» **OBJECTIVE**
Repeat each record below exactly as given.

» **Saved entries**
════════════════════

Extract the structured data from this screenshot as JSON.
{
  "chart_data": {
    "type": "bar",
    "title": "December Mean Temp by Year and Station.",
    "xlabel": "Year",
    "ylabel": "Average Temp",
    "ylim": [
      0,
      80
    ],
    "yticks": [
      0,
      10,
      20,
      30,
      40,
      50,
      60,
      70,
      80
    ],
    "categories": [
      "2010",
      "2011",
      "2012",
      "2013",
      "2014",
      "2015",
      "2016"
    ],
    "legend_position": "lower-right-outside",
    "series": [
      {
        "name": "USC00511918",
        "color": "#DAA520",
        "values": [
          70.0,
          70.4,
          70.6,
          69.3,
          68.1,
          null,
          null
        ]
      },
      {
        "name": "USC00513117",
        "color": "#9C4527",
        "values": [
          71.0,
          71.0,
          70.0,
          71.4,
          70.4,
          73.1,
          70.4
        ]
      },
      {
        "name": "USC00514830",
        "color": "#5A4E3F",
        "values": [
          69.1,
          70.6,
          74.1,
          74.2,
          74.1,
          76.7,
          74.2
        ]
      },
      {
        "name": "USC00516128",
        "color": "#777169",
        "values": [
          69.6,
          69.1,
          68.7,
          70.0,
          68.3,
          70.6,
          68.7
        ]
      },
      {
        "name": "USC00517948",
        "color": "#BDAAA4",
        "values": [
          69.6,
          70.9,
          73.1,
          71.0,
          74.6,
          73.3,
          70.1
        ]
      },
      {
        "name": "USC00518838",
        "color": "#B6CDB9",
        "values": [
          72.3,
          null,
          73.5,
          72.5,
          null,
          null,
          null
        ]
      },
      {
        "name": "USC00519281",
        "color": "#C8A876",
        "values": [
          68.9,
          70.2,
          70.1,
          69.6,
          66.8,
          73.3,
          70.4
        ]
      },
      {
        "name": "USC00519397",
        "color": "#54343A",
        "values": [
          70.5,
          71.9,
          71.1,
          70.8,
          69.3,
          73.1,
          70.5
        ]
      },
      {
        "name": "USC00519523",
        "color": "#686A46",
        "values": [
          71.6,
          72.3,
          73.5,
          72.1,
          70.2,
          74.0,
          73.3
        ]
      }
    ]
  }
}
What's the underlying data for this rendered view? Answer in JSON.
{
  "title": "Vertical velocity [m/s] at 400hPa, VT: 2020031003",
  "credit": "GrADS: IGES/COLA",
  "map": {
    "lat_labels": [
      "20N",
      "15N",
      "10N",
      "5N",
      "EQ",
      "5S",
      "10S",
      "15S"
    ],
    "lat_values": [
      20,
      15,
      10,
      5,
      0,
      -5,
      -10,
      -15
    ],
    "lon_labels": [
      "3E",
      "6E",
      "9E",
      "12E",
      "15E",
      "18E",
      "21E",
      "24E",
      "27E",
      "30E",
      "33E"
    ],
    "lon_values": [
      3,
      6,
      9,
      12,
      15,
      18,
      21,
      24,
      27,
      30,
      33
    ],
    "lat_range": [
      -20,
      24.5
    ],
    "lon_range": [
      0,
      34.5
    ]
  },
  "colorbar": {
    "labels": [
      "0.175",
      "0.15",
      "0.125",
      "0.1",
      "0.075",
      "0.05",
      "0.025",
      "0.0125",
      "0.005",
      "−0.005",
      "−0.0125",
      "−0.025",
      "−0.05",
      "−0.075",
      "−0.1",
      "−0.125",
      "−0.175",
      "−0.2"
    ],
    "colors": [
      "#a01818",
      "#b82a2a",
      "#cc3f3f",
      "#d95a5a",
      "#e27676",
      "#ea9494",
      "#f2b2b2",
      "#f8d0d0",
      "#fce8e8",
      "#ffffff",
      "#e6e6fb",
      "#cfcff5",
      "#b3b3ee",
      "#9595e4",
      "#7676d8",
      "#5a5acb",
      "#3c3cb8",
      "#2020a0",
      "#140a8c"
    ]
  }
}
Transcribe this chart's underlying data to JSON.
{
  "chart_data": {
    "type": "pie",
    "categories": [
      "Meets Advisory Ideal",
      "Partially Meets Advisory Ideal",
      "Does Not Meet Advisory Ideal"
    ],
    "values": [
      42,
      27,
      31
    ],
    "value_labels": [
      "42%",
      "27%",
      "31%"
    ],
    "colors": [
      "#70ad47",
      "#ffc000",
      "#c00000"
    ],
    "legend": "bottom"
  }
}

════════════════════

» **TASK ANSWER**
Extract the structured data from this screenshot as JSON.
{
  "chart_data": {
    "type": "bar",
    "title": "December Mean Temp by Year and Station.",
    "xlabel": "Year",
    "ylabel": "Average Temp",
    "ylim": [
      0,
      80
    ],
    "yticks": [
      0,
      10,
      20,
      30,
      40,
      50,
      60,
      70,
      80
    ],
    "categories": [
      "2010",
      "2011",
      "2012",
      "2013",
      "2014",
      "2015",
      "2016"
    ],
    "legend_position": "lower-right-outside",
    "series": [
      {
        "name": "USC00511918",
        "color": "#DAA520",
        "values": [
          70.0,
          70.4,
          70.6,
          69.3,
          68.1,
          null,
          null
        ]
      },
      {
        "name": "USC00513117",
        "color": "#9C4527",
        "values": [
          71.0,
          71.0,
          70.0,
          71.4,
          70.4,
          73.1,
          70.4
        ]
      },
      {
        "name": "USC00514830",
        "color": "#5A4E3F",
        "values": [
          69.1,
          70.6,
          74.1,
          74.2,
          74.1,
          76.7,
          74.2
        ]
      },
      {
        "name": "USC00516128",
        "color": "#777169",
        "values": [
          69.6,
          69.1,
          68.7,
          70.0,
          68.3,
          70.6,
          68.7
        ]
      },
      {
        "name": "USC00517948",
        "color": "#BDAAA4",
        "values": [
          69.6,
          70.9,
          73.1,
          71.0,
          74.6,
          73.3,
          70.1
        ]
      },
      {
        "name": "USC00518838",
        "color": "#B6CDB9",
        "values": [
          72.3,
          null,
          73.5,
          72.5,
          null,
          null,
          null
        ]
      },
      {
        "name": "USC00519281",
        "color": "#C8A876",
        "values": [
          68.9,
          70.2,
          70.1,
          69.6,
          66.8,
          73.3,
          70.4
        ]
      },
      {
        "name": "USC00519397",
        "color": "#54343A",
        "values": [
          70.5,
          71.9,
          71.1,
          70.8,
          69.3,
          73.1,
          70.5
        ]
      },
      {
        "name": "USC00519523",
        "color": "#686A46",
        "values": [
          71.6,
          72.3,
          73.5,
          72.1,
          70.2,
          74.0,
          73.3
        ]
      }
    ]
  }
}
What's the underlying data for this rendered view? Answer in JSON.
{
  "title": "Vertical velocity [m/s] at 400hPa, VT: 2020031003",
  "credit": "GrADS: IGES/COLA",
  "map": {
    "lat_labels": [
      "20N",
      "15N",
      "10N",
      "5N",
      "EQ",
      "5S",
      "10S",
      "15S"
    ],
    "lat_values": [
      20,
      15,
      10,
      5,
      0,
      -5,
      -10,
      -15
    ],
    "lon_labels": [
      "3E",
      "6E",
      "9E",
      "12E",
      "15E",
      "18E",
      "21E",
      "24E",
      "27E",
      "30E",
      "33E"
    ],
    "lon_values": [
      3,
      6,
      9,
      12,
      15,
      18,
      21,
      24,
      27,
      30,
      33
    ],
    "lat_range": [
      -20,
      24.5
    ],
    "lon_range": [
      0,
      34.5
    ]
  },
  "colorbar": {
    "labels": [
      "0.175",
      "0.15",
      "0.125",
      "0.1",
      "0.075",
      "0.05",
      "0.025",
      "0.0125",
      "0.005",
      "−0.005",
      "−0.0125",
      "−0.025",
      "−0.05",
      "−0.075",
      "−0.1",
      "−0.125",
      "−0.175",
      "−0.2"
    ],
    "colors": [
      "#a01818",
      "#b82a2a",
      "#cc3f3f",
      "#d95a5a",
      "#e27676",
      "#ea9494",
      "#f2b2b2",
      "#f8d0d0",
      "#fce8e8",
      "#ffffff",
      "#e6e6fb",
      "#cfcff5",
      "#b3b3ee",
      "#9595e4",
      "#7676d8",
      "#5a5acb",
      "#3c3cb8",
      "#2020a0",
      "#140a8c"
    ]
  }
}
Transcribe this chart's underlying data to JSON.
{
  "chart_data": {
    "type": "pie",
    "categories": [
      "Meets Advisory Ideal",
      "Partially Meets Advisory Ideal",
      "Does Not Meet Advisory Ideal"
    ],
    "values": [
      42,
      27,
      31
    ],
    "value_labels": [
      "42%",
      "27%",
      "31%"
    ],
    "colors": [
      "#70ad47",
      "#ffc000",
      "#c00000"
    ],
    "legend": "bottom"
  }
}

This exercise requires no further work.